**What you have to do**
Quote every one of the records below word for word, and leave the pictures out of your answer.

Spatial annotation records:
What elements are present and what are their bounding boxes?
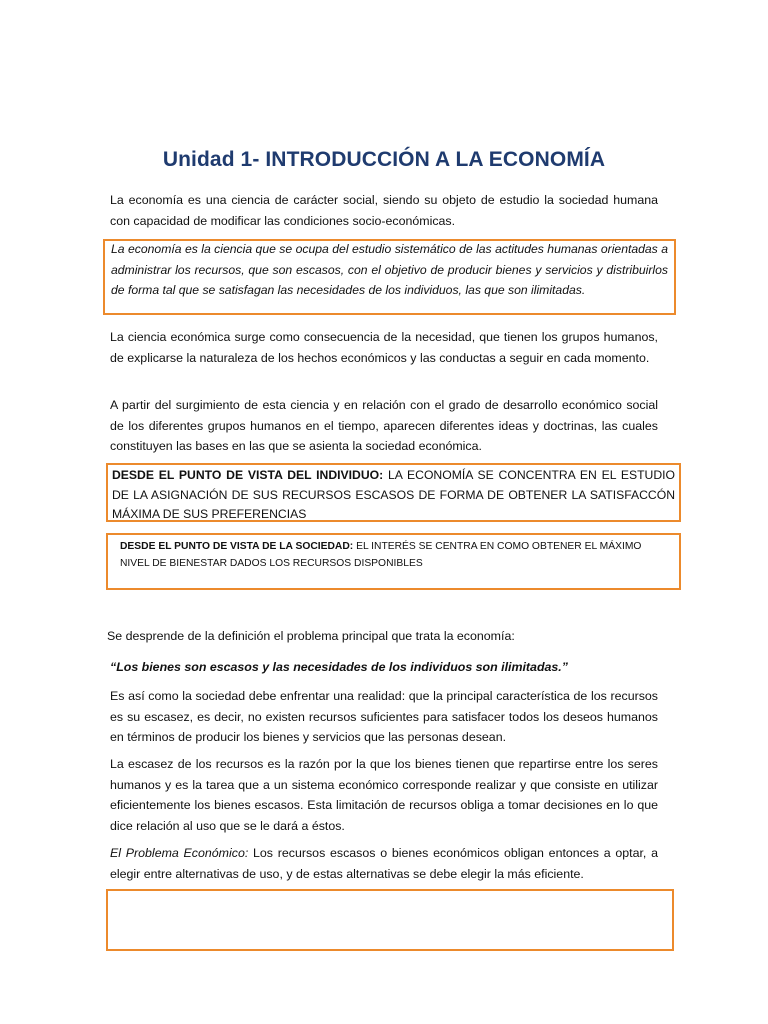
paragraph-desprende: Se desprende de la definición el problema principal que trata la economía:: [107, 629, 515, 643]
paragraph-problema-economico: [110, 843, 658, 884]
box-individuo-heading: DESDE EL PUNTO DE VISTA DEL INDIVIDUO:: [112, 468, 384, 482]
box-sociedad-text: EL INTERÉS SE CENTRA EN COMO OBTENER EL MÁXIMO NIVEL DE BIENESTAR DADOS LOS RECURSOS DISPONIBLES: [120, 541, 642, 569]
paragraph-surgimiento: A partir del surgimiento de esta ciencia y en relación con el grado de desarrollo económico social de los diferentes grupos humanos en el tiempo, aparecen diferentes ideas y doctrinas, las cuales constituyen las bases en las que se asienta la sociedad económica.: [110, 398, 658, 453]
definition-box: [103, 239, 676, 315]
box-sociedad-heading: DESDE EL PUNTO DE VISTA DE LA SOCIEDAD:: [120, 541, 354, 552]
paragraph-escasez: La escasez de los recursos es la razón por la que los bienes tienen que repartirse entre los seres humanos y es la tarea que a un sistema económico corresponde realizar y que consiste en utilizar eficientemente los bienes escasos. Esta limitación de recursos obliga a tomar decisiones en lo que dice relación al uso que se le dará a éstos.: [110, 757, 658, 833]
problema-economico-text: Los recursos escasos o bienes económicos obligan entonces a optar, a elegir entre alternativas de uso, y de estas alternativas se debe elegir la más eficiente.: [110, 846, 658, 881]
paragraph-intro: La economía es una ciencia de carácter social, siendo su objeto de estudio la sociedad humana con capacidad de modificar las condiciones socio-económicas.: [110, 193, 658, 228]
page-title: Unidad 1- INTRODUCCIÓN A LA ECONOMÍA: [162, 148, 606, 171]
paragraph-sociedad-realidad: Es así como la sociedad debe enfrentar una realidad: que la principal característica de los recursos es su escasez, es decir, no existen recursos suficientes para satisfacer todos los deseos humanos en términos de producir los bienes y servicios que las personas desean.: [110, 689, 658, 744]
definition-text: La economía es la ciencia que se ocupa del estudio sistemático de las actitudes humanas orientadas a administrar los recursos, que son escasos, con el objetivo de producir bienes y servicios y distribuirlos de forma tal que se satisfagan las necesidades de los individuos, las que son ilimitadas.: [111, 242, 668, 297]
quote-text: “Los bienes son escasos y las necesidades de los individuos son ilimitadas.”: [110, 660, 568, 674]
problema-economico-lead: El Problema Económico:: [110, 846, 249, 860]
box-sociedad: [106, 533, 681, 590]
empty-box: [106, 889, 674, 951]
paragraph-ciencia-economica: La ciencia económica surge como consecuencia de la necesidad, que tienen los grupos humanos, de explicarse la naturaleza de los hechos económicos y las conductas a seguir en cada momento.: [110, 330, 658, 365]
box-individuo: [106, 463, 681, 522]
box-individuo-text: LA ECONOMÍA SE CONCENTRA EN EL ESTUDIO DE LA ASIGNACIÓN DE SUS RECURSOS ESCASOS DE FORMA DE OBTENER LA SATISFACCÓN MÁXIMA DE SUS PREFERENCIAS: [112, 468, 676, 521]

**Solved exercise**
What elements are present and what are their bounding boxes?
paragraph-desprende: Se desprende de la definición el problema principal que trata la economía:: [107, 629, 515, 643]
paragraph-problema-economico: [110, 843, 658, 884]
box-individuo-heading: DESDE EL PUNTO DE VISTA DEL INDIVIDUO:: [112, 468, 384, 482]
box-sociedad-text: EL INTERÉS SE CENTRA EN COMO OBTENER EL MÁXIMO NIVEL DE BIENESTAR DADOS LOS RECURSOS DISPONIBLES: [120, 541, 642, 569]
paragraph-surgimiento: A partir del surgimiento de esta ciencia y en relación con el grado de desarrollo económico social de los diferentes grupos humanos en el tiempo, aparecen diferentes ideas y doctrinas, las cuales constituyen las bases en las que se asienta la sociedad económica.: [110, 398, 658, 453]
definition-box: [103, 239, 676, 315]
box-sociedad-heading: DESDE EL PUNTO DE VISTA DE LA SOCIEDAD:: [120, 541, 354, 552]
paragraph-escasez: La escasez de los recursos es la razón por la que los bienes tienen que repartirse entre los seres humanos y es la tarea que a un sistema económico corresponde realizar y que consiste en utilizar eficientemente los bienes escasos. Esta limitación de recursos obliga a tomar decisiones en lo que dice relación al uso que se le dará a éstos.: [110, 757, 658, 833]
problema-economico-text: Los recursos escasos o bienes económicos obligan entonces a optar, a elegir entre alternativas de uso, y de estas alternativas se debe elegir la más eficiente.: [110, 846, 658, 881]
paragraph-intro: La economía es una ciencia de carácter social, siendo su objeto de estudio la sociedad humana con capacidad de modificar las condiciones socio-económicas.: [110, 193, 658, 228]
page-title: Unidad 1- INTRODUCCIÓN A LA ECONOMÍA: [162, 148, 606, 171]
paragraph-sociedad-realidad: Es así como la sociedad debe enfrentar una realidad: que la principal característica de los recursos es su escasez, es decir, no existen recursos suficientes para satisfacer todos los deseos humanos en términos de producir los bienes y servicios que las personas desean.: [110, 689, 658, 744]
definition-text: La economía es la ciencia que se ocupa del estudio sistemático de las actitudes humanas orientadas a administrar los recursos, que son escasos, con el objetivo de producir bienes y servicios y distribuirlos de forma tal que se satisfagan las necesidades de los individuos, las que son ilimitadas.: [111, 242, 668, 297]
quote-text: “Los bienes son escasos y las necesidades de los individuos son ilimitadas.”: [110, 660, 568, 674]
problema-economico-lead: El Problema Económico:: [110, 846, 249, 860]
box-sociedad: [106, 533, 681, 590]
empty-box: [106, 889, 674, 951]
paragraph-ciencia-economica: La ciencia económica surge como consecuencia de la necesidad, que tienen los grupos humanos, de explicarse la naturaleza de los hechos económicos y las conductas a seguir en cada momento.: [110, 330, 658, 365]
box-individuo: [106, 463, 681, 522]
box-individuo-text: LA ECONOMÍA SE CONCENTRA EN EL ESTUDIO DE LA ASIGNACIÓN DE SUS RECURSOS ESCASOS DE FORMA DE OBTENER LA SATISFACCÓN MÁXIMA DE SUS PREFERENCIAS: [112, 468, 676, 521]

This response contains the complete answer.